REQUIRED TASK:
Please print all of the material below, word for word.

----- DATASET RECORDS

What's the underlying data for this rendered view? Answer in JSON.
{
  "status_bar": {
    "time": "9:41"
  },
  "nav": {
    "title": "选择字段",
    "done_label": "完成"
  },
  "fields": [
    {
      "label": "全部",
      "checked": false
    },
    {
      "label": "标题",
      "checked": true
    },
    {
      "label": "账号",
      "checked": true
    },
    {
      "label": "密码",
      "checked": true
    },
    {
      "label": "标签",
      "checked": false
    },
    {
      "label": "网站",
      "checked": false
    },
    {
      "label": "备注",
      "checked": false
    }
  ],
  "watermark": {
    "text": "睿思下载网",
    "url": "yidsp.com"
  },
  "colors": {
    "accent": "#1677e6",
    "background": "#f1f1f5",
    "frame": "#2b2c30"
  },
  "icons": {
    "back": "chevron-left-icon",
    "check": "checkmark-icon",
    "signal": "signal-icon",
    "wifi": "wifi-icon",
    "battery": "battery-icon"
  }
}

----------

REPLY TO THE EXERCISE:
What's the underlying data for this rendered view? Answer in JSON.
{
  "status_bar": {
    "time": "9:41"
  },
  "nav": {
    "title": "选择字段",
    "done_label": "完成"
  },
  "fields": [
    {
      "label": "全部",
      "checked": false
    },
    {
      "label": "标题",
      "checked": true
    },
    {
      "label": "账号",
      "checked": true
    },
    {
      "label": "密码",
      "checked": true
    },
    {
      "label": "标签",
      "checked": false
    },
    {
      "label": "网站",
      "checked": false
    },
    {
      "label": "备注",
      "checked": false
    }
  ],
  "watermark": {
    "text": "睿思下载网",
    "url": "yidsp.com"
  },
  "colors": {
    "accent": "#1677e6",
    "background": "#f1f1f5",
    "frame": "#2b2c30"
  },
  "icons": {
    "back": "chevron-left-icon",
    "check": "checkmark-icon",
    "signal": "signal-icon",
    "wifi": "wifi-icon",
    "battery": "battery-icon"
  }
}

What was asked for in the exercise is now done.